[Data entries for graphics]
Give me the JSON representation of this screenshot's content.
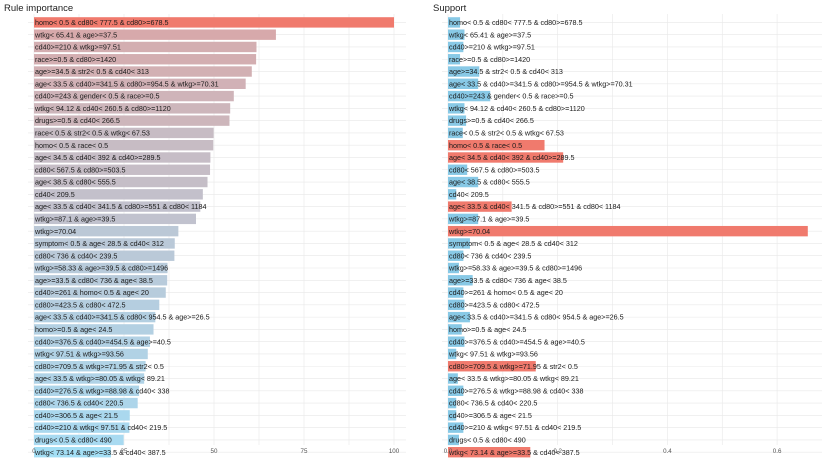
{
  "chart_data": [
    {
      "type": "bar",
      "orientation": "horizontal",
      "title": "Rule importance",
      "xlim": [
        0,
        100
      ],
      "xticks": [
        "0",
        "25",
        "50",
        "75",
        "100"
      ],
      "grid": true,
      "categories": [
        "homo< 0.5 & cd80< 777.5 & cd80>=678.5",
        "wtkg< 65.41 & age>=37.5",
        "cd40>=210 & wtkg>=97.51",
        "race>=0.5 & cd80>=1420",
        "age>=34.5 & str2< 0.5 & cd40< 313",
        "age< 33.5 & cd40>=341.5 & cd80>=954.5 & wtkg>=70.31",
        "cd40>=243 & gender< 0.5 & race>=0.5",
        "wtkg< 94.12 & cd40< 260.5 & cd80>=1120",
        "drugs>=0.5 & cd40< 266.5",
        "race< 0.5 & str2< 0.5 & wtkg< 67.53",
        "homo< 0.5 & race< 0.5",
        "age< 34.5 & cd40< 392 & cd40>=289.5",
        "cd80< 567.5 & cd80>=503.5",
        "age< 38.5 & cd80< 555.5",
        "cd40< 209.5",
        "age< 33.5 & cd40< 341.5 & cd80>=551 & cd80< 1184",
        "wtkg>=87.1 & age>=39.5",
        "wtkg>=70.04",
        "symptom< 0.5 & age< 28.5 & cd40< 312",
        "cd80< 736 & cd40< 239.5",
        "wtkg>=58.33 & age>=39.5 & cd80>=1496",
        "age>=33.5 & cd80< 736 & age< 38.5",
        "cd40>=261 & homo< 0.5 & age< 20",
        "cd80>=423.5 & cd80< 472.5",
        "age< 33.5 & cd40>=341.5 & cd80< 954.5 & age>=26.5",
        "homo>=0.5 & age< 24.5",
        "cd40>=376.5 & cd40>=454.5 & age>=40.5",
        "wtkg< 97.51 & wtkg>=93.56",
        "cd80>=709.5 & wtkg>=71.95 & str2< 0.5",
        "age< 33.5 & wtkg>=80.05 & wtkg< 89.21",
        "cd40>=276.5 & wtkg>=88.98 & cd40< 338",
        "cd80< 736.5 & cd40< 220.5",
        "cd40>=306.5 & age< 21.5",
        "cd40>=210 & wtkg< 97.51 & cd40< 219.5",
        "drugs< 0.5 & cd80< 490",
        "wtkg< 73.14 & age>=33.5 & cd40< 387.5"
      ],
      "values": [
        100,
        67.2,
        61.8,
        61.7,
        60.5,
        58.8,
        55.5,
        54.5,
        54.3,
        49.9,
        49.8,
        49.0,
        48.9,
        48.2,
        46.9,
        46.2,
        45.0,
        40.1,
        39.1,
        39.0,
        37.1,
        37.0,
        36.6,
        34.8,
        33.7,
        33.2,
        32.2,
        31.6,
        31.0,
        30.6,
        29.2,
        28.8,
        26.6,
        26.5,
        24.9,
        21.4
      ],
      "colors": [
        "#f07a6d",
        "#d7a9ab",
        "#d3aeb1",
        "#d3aeb1",
        "#d2b0b3",
        "#d1b1b6",
        "#cfb4b9",
        "#cdb6bb",
        "#cdb6bb",
        "#c7bcc4",
        "#c7bcc4",
        "#c6bdc6",
        "#c6bdc6",
        "#c5bec7",
        "#c3c0cb",
        "#c2c1cd",
        "#c1c2ce",
        "#bbc8d6",
        "#bac9d8",
        "#bac9d8",
        "#b8cbdb",
        "#b8cbdb",
        "#b7ccdc",
        "#b5cee0",
        "#b3cfe1",
        "#b3d0e2",
        "#b2d1e4",
        "#b1d2e5",
        "#b0d3e6",
        "#b0d3e7",
        "#aed5e9",
        "#add5ea",
        "#aad8ee",
        "#aad8ee",
        "#a8daf1",
        "#a4dff5"
      ]
    },
    {
      "type": "bar",
      "orientation": "horizontal",
      "title": "Support",
      "xlim": [
        0,
        0.66
      ],
      "xticks": [
        "0.0",
        "0.2",
        "0.4",
        "0.6"
      ],
      "grid": true,
      "categories": [
        "homo< 0.5 & cd80< 777.5 & cd80>=678.5",
        "wtkg< 65.41 & age>=37.5",
        "cd40>=210 & wtkg>=97.51",
        "race>=0.5 & cd80>=1420",
        "age>=34.5 & str2< 0.5 & cd40< 313",
        "age< 33.5 & cd40>=341.5 & cd80>=954.5 & wtkg>=70.31",
        "cd40>=243 & gender< 0.5 & race>=0.5",
        "wtkg< 94.12 & cd40< 260.5 & cd80>=1120",
        "drugs>=0.5 & cd40< 266.5",
        "race< 0.5 & str2< 0.5 & wtkg< 67.53",
        "homo< 0.5 & race< 0.5",
        "age< 34.5 & cd40< 392 & cd40>=289.5",
        "cd80< 567.5 & cd80>=503.5",
        "age< 38.5 & cd80< 555.5",
        "cd40< 209.5",
        "age< 33.5 & cd40< 341.5 & cd80>=551 & cd80< 1184",
        "wtkg>=87.1 & age>=39.5",
        "wtkg>=70.04",
        "symptom< 0.5 & age< 28.5 & cd40< 312",
        "cd80< 736 & cd40< 239.5",
        "wtkg>=58.33 & age>=39.5 & cd80>=1496",
        "age>=33.5 & cd80< 736 & age< 38.5",
        "cd40>=261 & homo< 0.5 & age< 20",
        "cd80>=423.5 & cd80< 472.5",
        "age< 33.5 & cd40>=341.5 & cd80< 954.5 & age>=26.5",
        "homo>=0.5 & age< 24.5",
        "cd40>=376.5 & cd40>=454.5 & age>=40.5",
        "wtkg< 97.51 & wtkg>=93.56",
        "cd80>=709.5 & wtkg>=71.95 & str2< 0.5",
        "age< 33.5 & wtkg>=80.05 & wtkg< 89.21",
        "cd40>=276.5 & wtkg>=88.98 & cd40< 338",
        "cd80< 736.5 & cd40< 220.5",
        "cd40>=306.5 & age< 21.5",
        "cd40>=210 & wtkg< 97.51 & cd40< 219.5",
        "drugs< 0.5 & cd80< 490",
        "wtkg< 73.14 & age>=33.5 & cd40< 387.5"
      ],
      "values": [
        0.022,
        0.03,
        0.028,
        0.022,
        0.057,
        0.055,
        0.077,
        0.03,
        0.033,
        0.027,
        0.176,
        0.21,
        0.035,
        0.055,
        0.015,
        0.116,
        0.055,
        0.656,
        0.04,
        0.028,
        0.02,
        0.045,
        0.028,
        0.03,
        0.04,
        0.025,
        0.03,
        0.015,
        0.16,
        0.018,
        0.028,
        0.015,
        0.015,
        0.028,
        0.02,
        0.15
      ],
      "colors": [
        "#88c9e6",
        "#88c9e6",
        "#88c9e6",
        "#88c9e6",
        "#88c9e6",
        "#88c9e6",
        "#88c9e6",
        "#88c9e6",
        "#88c9e6",
        "#88c9e6",
        "#f07a6d",
        "#f07a6d",
        "#88c9e6",
        "#88c9e6",
        "#88c9e6",
        "#f07a6d",
        "#88c9e6",
        "#f07a6d",
        "#88c9e6",
        "#88c9e6",
        "#88c9e6",
        "#88c9e6",
        "#88c9e6",
        "#88c9e6",
        "#88c9e6",
        "#88c9e6",
        "#88c9e6",
        "#88c9e6",
        "#f07a6d",
        "#88c9e6",
        "#88c9e6",
        "#88c9e6",
        "#88c9e6",
        "#88c9e6",
        "#88c9e6",
        "#f07a6d"
      ]
    }
  ]
}
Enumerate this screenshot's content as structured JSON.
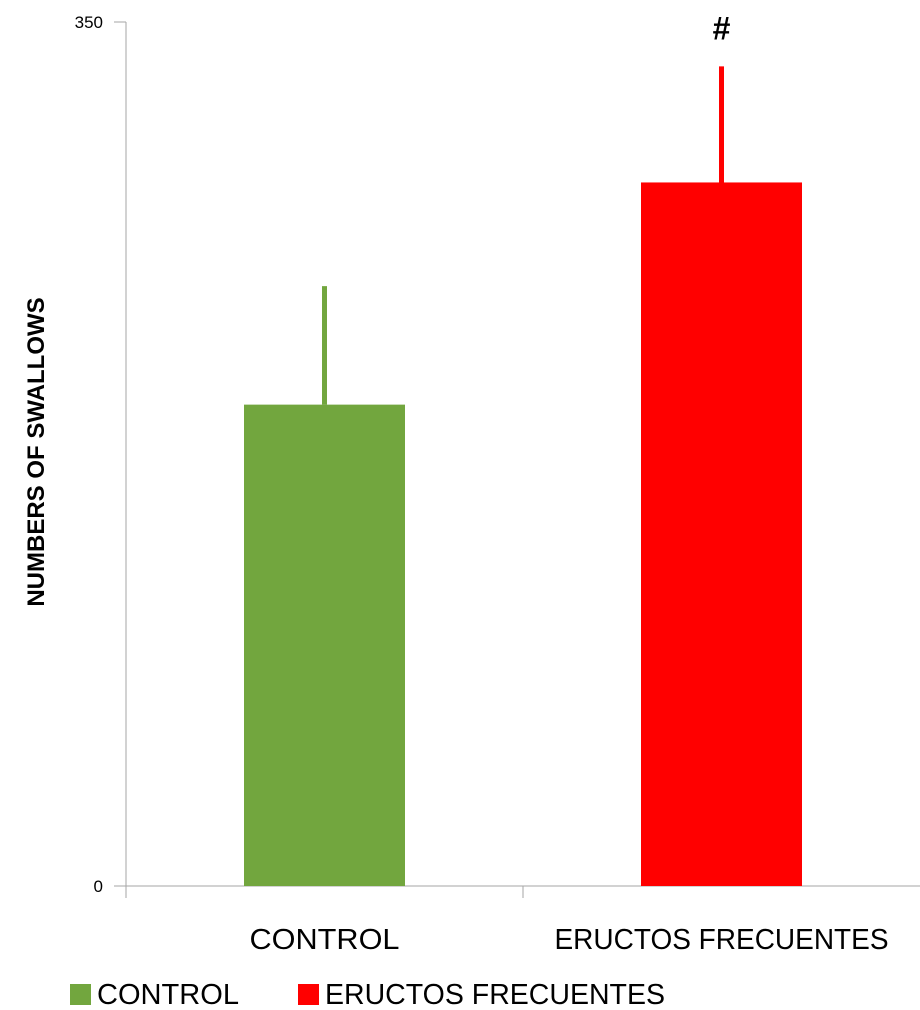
{
  "chart_data": {
    "type": "bar",
    "title": "",
    "ylabel": "NUMBERS OF SWALLOWS",
    "xlabel": "",
    "ylim": [
      0,
      350
    ],
    "y_ticks": [
      "0",
      "350"
    ],
    "categories": [
      "CONTROL",
      "ERUCTOS FRECUENTES"
    ],
    "values": [
      195,
      285
    ],
    "error_upper": [
      48,
      47
    ],
    "annotations": [
      {
        "category": "ERUCTOS FRECUENTES",
        "text": "#"
      }
    ],
    "colors": [
      "#72a63e",
      "#ff0000"
    ],
    "legend": {
      "position": "bottom-left",
      "entries": [
        {
          "label": "CONTROL",
          "color": "#72a63e"
        },
        {
          "label": "ERUCTOS FRECUENTES",
          "color": "#ff0000"
        }
      ]
    },
    "grid": false
  }
}
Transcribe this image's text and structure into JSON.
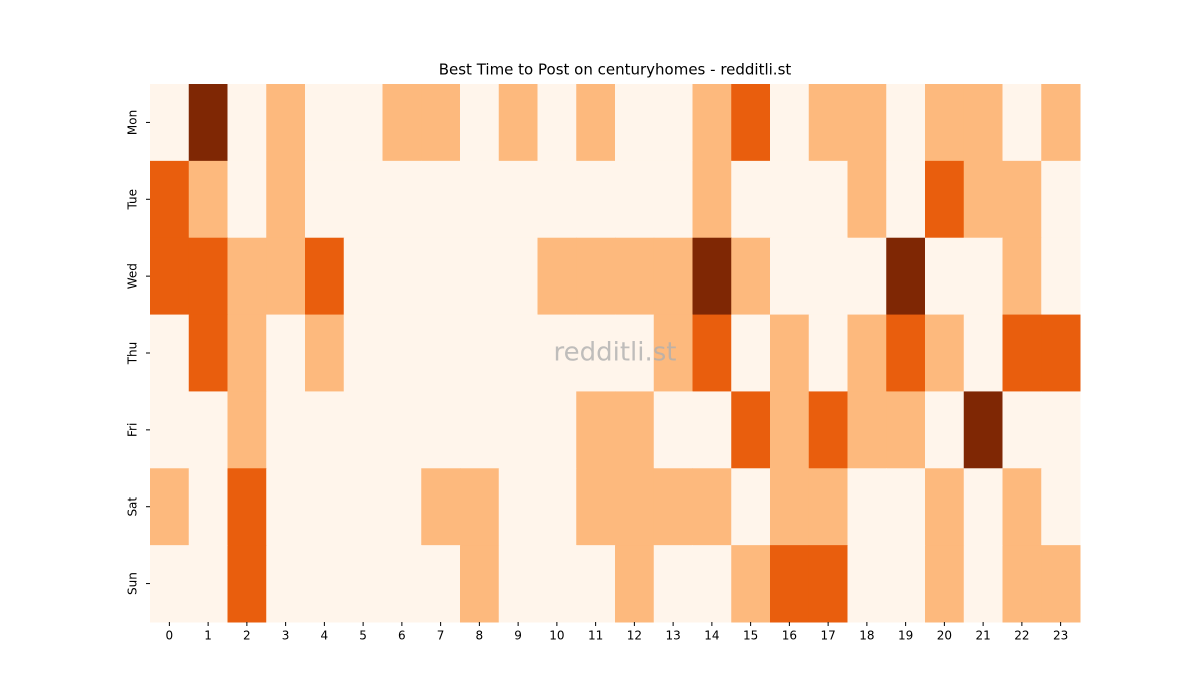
{
  "chart_data": {
    "type": "heatmap",
    "title": "Best Time to Post on centuryhomes - redditli.st",
    "watermark": "redditli.st",
    "x": [
      0,
      1,
      2,
      3,
      4,
      5,
      6,
      7,
      8,
      9,
      10,
      11,
      12,
      13,
      14,
      15,
      16,
      17,
      18,
      19,
      20,
      21,
      22,
      23
    ],
    "y": [
      "Mon",
      "Tue",
      "Wed",
      "Thu",
      "Fri",
      "Sat",
      "Sun"
    ],
    "colors": [
      "#fff5eb",
      "#fdb97d",
      "#e95e0d",
      "#7f2704"
    ],
    "values": [
      [
        0,
        3,
        0,
        1,
        0,
        0,
        1,
        1,
        0,
        1,
        0,
        1,
        0,
        0,
        1,
        2,
        0,
        1,
        1,
        0,
        1,
        1,
        0,
        1
      ],
      [
        2,
        1,
        0,
        1,
        0,
        0,
        0,
        0,
        0,
        0,
        0,
        0,
        0,
        0,
        1,
        0,
        0,
        0,
        1,
        0,
        2,
        1,
        1,
        0
      ],
      [
        2,
        2,
        1,
        1,
        2,
        0,
        0,
        0,
        0,
        0,
        1,
        1,
        1,
        1,
        3,
        1,
        0,
        0,
        0,
        3,
        0,
        0,
        1,
        0
      ],
      [
        0,
        2,
        1,
        0,
        1,
        0,
        0,
        0,
        0,
        0,
        0,
        0,
        0,
        1,
        2,
        0,
        1,
        0,
        1,
        2,
        1,
        0,
        2,
        2
      ],
      [
        0,
        0,
        1,
        0,
        0,
        0,
        0,
        0,
        0,
        0,
        0,
        1,
        1,
        0,
        0,
        2,
        1,
        2,
        1,
        1,
        0,
        3,
        0,
        0
      ],
      [
        1,
        0,
        2,
        0,
        0,
        0,
        0,
        1,
        1,
        0,
        0,
        1,
        1,
        1,
        1,
        0,
        1,
        1,
        0,
        0,
        1,
        0,
        1,
        0
      ],
      [
        0,
        0,
        2,
        0,
        0,
        0,
        0,
        0,
        1,
        0,
        0,
        0,
        1,
        0,
        0,
        1,
        2,
        2,
        0,
        0,
        1,
        0,
        1,
        1
      ]
    ]
  }
}
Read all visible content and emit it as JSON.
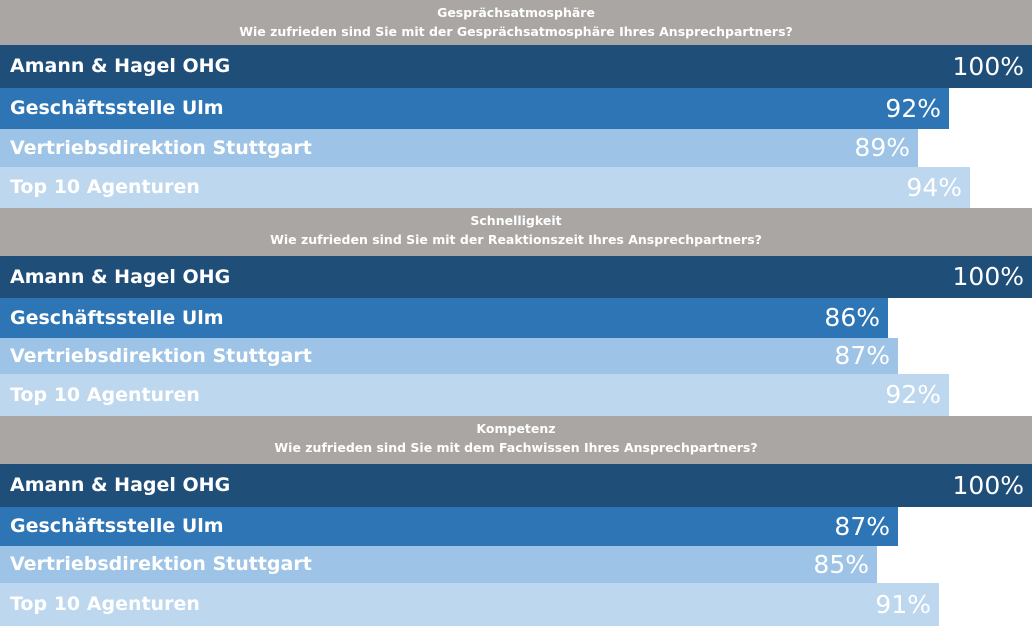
{
  "chart_data": {
    "type": "bar",
    "orientation": "horizontal",
    "xlim": [
      0,
      100
    ],
    "legend": "none",
    "grid": false,
    "colors": [
      "#1f4e79",
      "#2e75b6",
      "#9dc3e6",
      "#bdd7ee"
    ],
    "groups": [
      {
        "title": "Gesprächsatmosphäre",
        "subtitle": "Wie zufrieden sind Sie mit der Gesprächsatmosphäre Ihres Ansprechpartners?",
        "categories": [
          "Amann & Hagel OHG",
          "Geschäftsstelle Ulm",
          "Vertriebsdirektion Stuttgart",
          "Top 10 Agenturen"
        ],
        "values": [
          100,
          92,
          89,
          94
        ],
        "value_labels": [
          "100%",
          "92%",
          "89%",
          "94%"
        ]
      },
      {
        "title": "Schnelligkeit",
        "subtitle": "Wie zufrieden sind Sie mit der Reaktionszeit Ihres Ansprechpartners?",
        "categories": [
          "Amann & Hagel OHG",
          "Geschäftsstelle Ulm",
          "Vertriebsdirektion Stuttgart",
          "Top 10 Agenturen"
        ],
        "values": [
          100,
          86,
          87,
          92
        ],
        "value_labels": [
          "100%",
          "86%",
          "87%",
          "92%"
        ]
      },
      {
        "title": "Kompetenz",
        "subtitle": "Wie zufrieden sind Sie mit dem Fachwissen Ihres Ansprechpartners?",
        "categories": [
          "Amann & Hagel OHG",
          "Geschäftsstelle Ulm",
          "Vertriebsdirektion Stuttgart",
          "Top 10 Agenturen"
        ],
        "values": [
          100,
          87,
          85,
          91
        ],
        "value_labels": [
          "100%",
          "87%",
          "85%",
          "91%"
        ]
      }
    ]
  }
}
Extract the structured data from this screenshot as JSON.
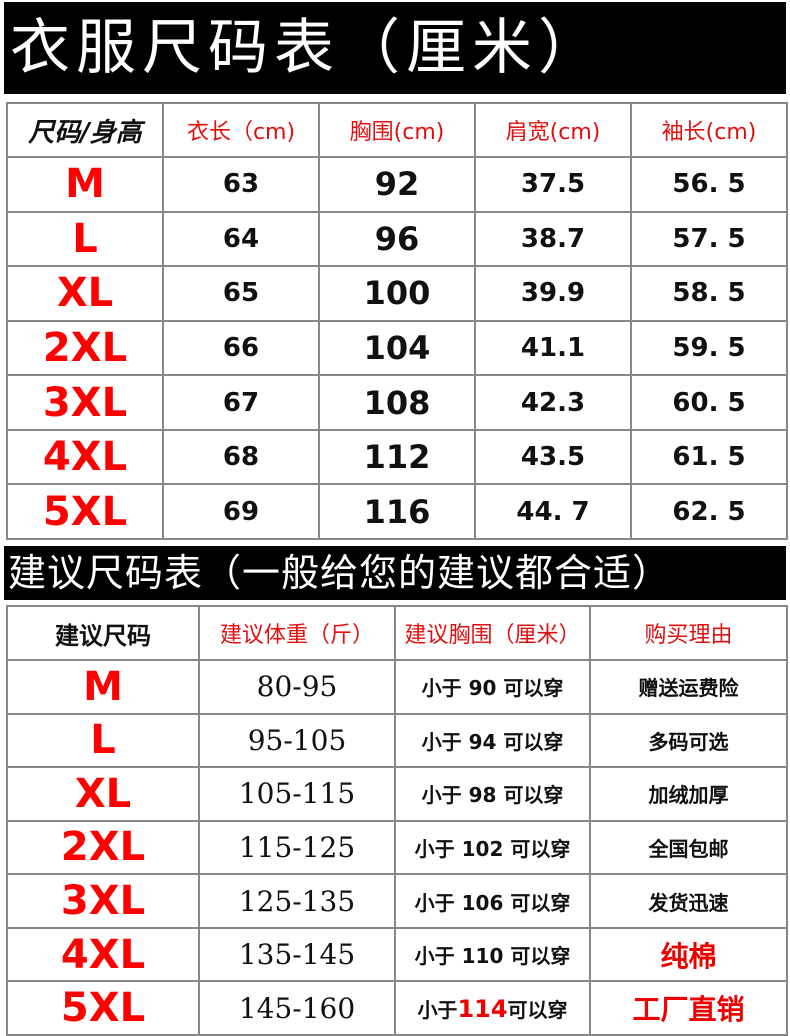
{
  "title": "衣服尺码表（厘米）",
  "size_table": {
    "headers": [
      "尺码/身高",
      "衣长（cm)",
      "胸围(cm)",
      "肩宽(cm)",
      "袖长(cm)"
    ],
    "rows": [
      [
        "M",
        "63",
        "92",
        "37.5",
        "56. 5"
      ],
      [
        "L",
        "64",
        "96",
        "38.7",
        "57. 5"
      ],
      [
        "XL",
        "65",
        "100",
        "39.9",
        "58. 5"
      ],
      [
        "2XL",
        "66",
        "104",
        "41.1",
        "59. 5"
      ],
      [
        "3XL",
        "67",
        "108",
        "42.3",
        "60. 5"
      ],
      [
        "4XL",
        "68",
        "112",
        "43.5",
        "61. 5"
      ],
      [
        "5XL",
        "69",
        "116",
        "44. 7",
        "62. 5"
      ]
    ]
  },
  "suggest_title": "建议尺码表（一般给您的建议都合适）",
  "suggest_table": {
    "headers": [
      "建议尺码",
      "建议体重（斤）",
      "建议胸围（厘米）",
      "购买理由"
    ],
    "rows": [
      {
        "size": "M",
        "weight": "80-95",
        "chest_pre": "小于 ",
        "chest_num": "90",
        "chest_post": " 可以穿",
        "reason": "赠送运费险",
        "reason_red": false
      },
      {
        "size": "L",
        "weight": "95-105",
        "chest_pre": "小于 ",
        "chest_num": "94",
        "chest_post": " 可以穿",
        "reason": "多码可选",
        "reason_red": false
      },
      {
        "size": "XL",
        "weight": "105-115",
        "chest_pre": "小于 ",
        "chest_num": "98",
        "chest_post": " 可以穿",
        "reason": "加绒加厚",
        "reason_red": false
      },
      {
        "size": "2XL",
        "weight": "115-125",
        "chest_pre": "小于 ",
        "chest_num": "102",
        "chest_post": " 可以穿",
        "reason": "全国包邮",
        "reason_red": false
      },
      {
        "size": "3XL",
        "weight": "125-135",
        "chest_pre": "小于 ",
        "chest_num": "106",
        "chest_post": " 可以穿",
        "reason": "发货迅速",
        "reason_red": false
      },
      {
        "size": "4XL",
        "weight": "135-145",
        "chest_pre": "小于 ",
        "chest_num": "110",
        "chest_post": " 可以穿",
        "reason": "纯棉",
        "reason_red": true
      },
      {
        "size": "5XL",
        "weight": "145-160",
        "chest_pre": "小于",
        "chest_num": "114",
        "chest_post": "可以穿",
        "reason": "工厂直销",
        "reason_red": true,
        "num_red": true
      }
    ]
  },
  "colors": {
    "accent_red": "#ff0000",
    "bar_bg": "#000000"
  }
}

• **AIM**: Pull out every line in the material above where "grid" occurs.

• **WRITTEN ANSWER**:
      "grid": true,
      "grid": true,
    "grid": false
    "grid": false,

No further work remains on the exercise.